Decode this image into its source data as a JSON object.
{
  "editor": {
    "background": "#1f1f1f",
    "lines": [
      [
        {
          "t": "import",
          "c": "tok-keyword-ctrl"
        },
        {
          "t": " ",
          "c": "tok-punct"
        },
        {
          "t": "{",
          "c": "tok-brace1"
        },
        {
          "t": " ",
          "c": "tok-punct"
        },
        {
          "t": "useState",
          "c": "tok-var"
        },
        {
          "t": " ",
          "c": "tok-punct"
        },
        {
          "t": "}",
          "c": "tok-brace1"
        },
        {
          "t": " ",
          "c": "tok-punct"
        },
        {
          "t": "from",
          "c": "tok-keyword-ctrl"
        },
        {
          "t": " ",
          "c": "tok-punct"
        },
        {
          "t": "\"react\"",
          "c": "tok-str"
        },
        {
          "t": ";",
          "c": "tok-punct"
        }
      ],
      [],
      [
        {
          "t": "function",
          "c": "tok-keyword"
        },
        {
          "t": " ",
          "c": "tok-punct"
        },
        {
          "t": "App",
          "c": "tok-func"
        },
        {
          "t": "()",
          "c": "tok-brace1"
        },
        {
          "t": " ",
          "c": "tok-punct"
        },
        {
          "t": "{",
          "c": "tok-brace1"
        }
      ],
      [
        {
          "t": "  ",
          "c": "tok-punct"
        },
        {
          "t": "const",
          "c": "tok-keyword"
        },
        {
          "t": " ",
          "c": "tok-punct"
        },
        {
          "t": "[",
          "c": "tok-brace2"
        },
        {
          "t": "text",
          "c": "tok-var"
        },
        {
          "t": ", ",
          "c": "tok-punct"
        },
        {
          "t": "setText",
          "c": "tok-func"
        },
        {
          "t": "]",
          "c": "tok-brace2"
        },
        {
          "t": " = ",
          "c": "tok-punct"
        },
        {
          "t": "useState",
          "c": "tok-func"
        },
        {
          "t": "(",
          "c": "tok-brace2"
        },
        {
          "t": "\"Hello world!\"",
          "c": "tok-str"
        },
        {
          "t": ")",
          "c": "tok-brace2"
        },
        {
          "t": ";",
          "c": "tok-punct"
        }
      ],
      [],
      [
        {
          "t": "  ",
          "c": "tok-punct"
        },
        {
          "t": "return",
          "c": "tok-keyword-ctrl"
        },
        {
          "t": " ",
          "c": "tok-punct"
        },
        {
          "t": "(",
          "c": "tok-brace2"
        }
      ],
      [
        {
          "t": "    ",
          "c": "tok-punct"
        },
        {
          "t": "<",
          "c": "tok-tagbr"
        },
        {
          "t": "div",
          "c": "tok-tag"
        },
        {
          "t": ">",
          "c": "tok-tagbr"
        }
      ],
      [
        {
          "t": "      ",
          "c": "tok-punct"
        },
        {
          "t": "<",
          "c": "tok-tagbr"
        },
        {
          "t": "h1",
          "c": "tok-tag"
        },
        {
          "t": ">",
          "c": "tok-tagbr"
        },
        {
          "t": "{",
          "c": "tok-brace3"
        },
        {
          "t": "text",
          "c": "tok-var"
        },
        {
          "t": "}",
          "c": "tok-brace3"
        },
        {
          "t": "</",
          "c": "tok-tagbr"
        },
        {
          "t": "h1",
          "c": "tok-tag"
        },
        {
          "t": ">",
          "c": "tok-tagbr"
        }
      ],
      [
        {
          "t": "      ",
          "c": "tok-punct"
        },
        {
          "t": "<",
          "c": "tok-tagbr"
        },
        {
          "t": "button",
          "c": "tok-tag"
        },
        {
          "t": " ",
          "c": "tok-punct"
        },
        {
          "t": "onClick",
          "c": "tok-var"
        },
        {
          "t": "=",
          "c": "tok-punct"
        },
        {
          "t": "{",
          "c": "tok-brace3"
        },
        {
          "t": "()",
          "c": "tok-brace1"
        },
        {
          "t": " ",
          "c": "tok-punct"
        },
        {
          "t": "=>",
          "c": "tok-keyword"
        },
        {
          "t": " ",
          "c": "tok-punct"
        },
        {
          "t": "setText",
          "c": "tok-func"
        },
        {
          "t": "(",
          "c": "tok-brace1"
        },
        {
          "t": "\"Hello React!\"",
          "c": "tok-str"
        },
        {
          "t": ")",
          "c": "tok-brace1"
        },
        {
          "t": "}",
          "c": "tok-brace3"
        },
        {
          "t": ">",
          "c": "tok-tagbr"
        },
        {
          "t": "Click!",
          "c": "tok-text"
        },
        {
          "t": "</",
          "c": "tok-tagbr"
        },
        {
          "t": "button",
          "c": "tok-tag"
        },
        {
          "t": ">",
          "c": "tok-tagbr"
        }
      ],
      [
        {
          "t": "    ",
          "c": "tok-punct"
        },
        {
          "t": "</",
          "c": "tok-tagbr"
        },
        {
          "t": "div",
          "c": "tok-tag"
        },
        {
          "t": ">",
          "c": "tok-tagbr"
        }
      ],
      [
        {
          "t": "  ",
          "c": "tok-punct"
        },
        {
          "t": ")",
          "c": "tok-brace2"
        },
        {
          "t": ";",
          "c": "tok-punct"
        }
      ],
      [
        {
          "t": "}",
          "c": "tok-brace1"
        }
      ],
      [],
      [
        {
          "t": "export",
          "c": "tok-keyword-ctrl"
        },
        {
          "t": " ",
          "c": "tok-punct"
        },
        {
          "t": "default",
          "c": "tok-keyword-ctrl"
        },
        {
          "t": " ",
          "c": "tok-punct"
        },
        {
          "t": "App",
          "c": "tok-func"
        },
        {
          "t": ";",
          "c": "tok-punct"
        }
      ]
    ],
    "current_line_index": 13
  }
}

■ ■ ■

_EXERCISE DESCRIPTION_
Your task is to reproduce the whole listing exactly.

_TASK ANSWER_
Decode this image into its source data as a JSON object.
{
  "editor": {
    "background": "#1f1f1f",
    "lines": [
      [
        {
          "t": "import",
          "c": "tok-keyword-ctrl"
        },
        {
          "t": " ",
          "c": "tok-punct"
        },
        {
          "t": "{",
          "c": "tok-brace1"
        },
        {
          "t": " ",
          "c": "tok-punct"
        },
        {
          "t": "useState",
          "c": "tok-var"
        },
        {
          "t": " ",
          "c": "tok-punct"
        },
        {
          "t": "}",
          "c": "tok-brace1"
        },
        {
          "t": " ",
          "c": "tok-punct"
        },
        {
          "t": "from",
          "c": "tok-keyword-ctrl"
        },
        {
          "t": " ",
          "c": "tok-punct"
        },
        {
          "t": "\"react\"",
          "c": "tok-str"
        },
        {
          "t": ";",
          "c": "tok-punct"
        }
      ],
      [],
      [
        {
          "t": "function",
          "c": "tok-keyword"
        },
        {
          "t": " ",
          "c": "tok-punct"
        },
        {
          "t": "App",
          "c": "tok-func"
        },
        {
          "t": "()",
          "c": "tok-brace1"
        },
        {
          "t": " ",
          "c": "tok-punct"
        },
        {
          "t": "{",
          "c": "tok-brace1"
        }
      ],
      [
        {
          "t": "  ",
          "c": "tok-punct"
        },
        {
          "t": "const",
          "c": "tok-keyword"
        },
        {
          "t": " ",
          "c": "tok-punct"
        },
        {
          "t": "[",
          "c": "tok-brace2"
        },
        {
          "t": "text",
          "c": "tok-var"
        },
        {
          "t": ", ",
          "c": "tok-punct"
        },
        {
          "t": "setText",
          "c": "tok-func"
        },
        {
          "t": "]",
          "c": "tok-brace2"
        },
        {
          "t": " = ",
          "c": "tok-punct"
        },
        {
          "t": "useState",
          "c": "tok-func"
        },
        {
          "t": "(",
          "c": "tok-brace2"
        },
        {
          "t": "\"Hello world!\"",
          "c": "tok-str"
        },
        {
          "t": ")",
          "c": "tok-brace2"
        },
        {
          "t": ";",
          "c": "tok-punct"
        }
      ],
      [],
      [
        {
          "t": "  ",
          "c": "tok-punct"
        },
        {
          "t": "return",
          "c": "tok-keyword-ctrl"
        },
        {
          "t": " ",
          "c": "tok-punct"
        },
        {
          "t": "(",
          "c": "tok-brace2"
        }
      ],
      [
        {
          "t": "    ",
          "c": "tok-punct"
        },
        {
          "t": "<",
          "c": "tok-tagbr"
        },
        {
          "t": "div",
          "c": "tok-tag"
        },
        {
          "t": ">",
          "c": "tok-tagbr"
        }
      ],
      [
        {
          "t": "      ",
          "c": "tok-punct"
        },
        {
          "t": "<",
          "c": "tok-tagbr"
        },
        {
          "t": "h1",
          "c": "tok-tag"
        },
        {
          "t": ">",
          "c": "tok-tagbr"
        },
        {
          "t": "{",
          "c": "tok-brace3"
        },
        {
          "t": "text",
          "c": "tok-var"
        },
        {
          "t": "}",
          "c": "tok-brace3"
        },
        {
          "t": "</",
          "c": "tok-tagbr"
        },
        {
          "t": "h1",
          "c": "tok-tag"
        },
        {
          "t": ">",
          "c": "tok-tagbr"
        }
      ],
      [
        {
          "t": "      ",
          "c": "tok-punct"
        },
        {
          "t": "<",
          "c": "tok-tagbr"
        },
        {
          "t": "button",
          "c": "tok-tag"
        },
        {
          "t": " ",
          "c": "tok-punct"
        },
        {
          "t": "onClick",
          "c": "tok-var"
        },
        {
          "t": "=",
          "c": "tok-punct"
        },
        {
          "t": "{",
          "c": "tok-brace3"
        },
        {
          "t": "()",
          "c": "tok-brace1"
        },
        {
          "t": " ",
          "c": "tok-punct"
        },
        {
          "t": "=>",
          "c": "tok-keyword"
        },
        {
          "t": " ",
          "c": "tok-punct"
        },
        {
          "t": "setText",
          "c": "tok-func"
        },
        {
          "t": "(",
          "c": "tok-brace1"
        },
        {
          "t": "\"Hello React!\"",
          "c": "tok-str"
        },
        {
          "t": ")",
          "c": "tok-brace1"
        },
        {
          "t": "}",
          "c": "tok-brace3"
        },
        {
          "t": ">",
          "c": "tok-tagbr"
        },
        {
          "t": "Click!",
          "c": "tok-text"
        },
        {
          "t": "</",
          "c": "tok-tagbr"
        },
        {
          "t": "button",
          "c": "tok-tag"
        },
        {
          "t": ">",
          "c": "tok-tagbr"
        }
      ],
      [
        {
          "t": "    ",
          "c": "tok-punct"
        },
        {
          "t": "</",
          "c": "tok-tagbr"
        },
        {
          "t": "div",
          "c": "tok-tag"
        },
        {
          "t": ">",
          "c": "tok-tagbr"
        }
      ],
      [
        {
          "t": "  ",
          "c": "tok-punct"
        },
        {
          "t": ")",
          "c": "tok-brace2"
        },
        {
          "t": ";",
          "c": "tok-punct"
        }
      ],
      [
        {
          "t": "}",
          "c": "tok-brace1"
        }
      ],
      [],
      [
        {
          "t": "export",
          "c": "tok-keyword-ctrl"
        },
        {
          "t": " ",
          "c": "tok-punct"
        },
        {
          "t": "default",
          "c": "tok-keyword-ctrl"
        },
        {
          "t": " ",
          "c": "tok-punct"
        },
        {
          "t": "App",
          "c": "tok-func"
        },
        {
          "t": ";",
          "c": "tok-punct"
        }
      ]
    ],
    "current_line_index": 13
  }
}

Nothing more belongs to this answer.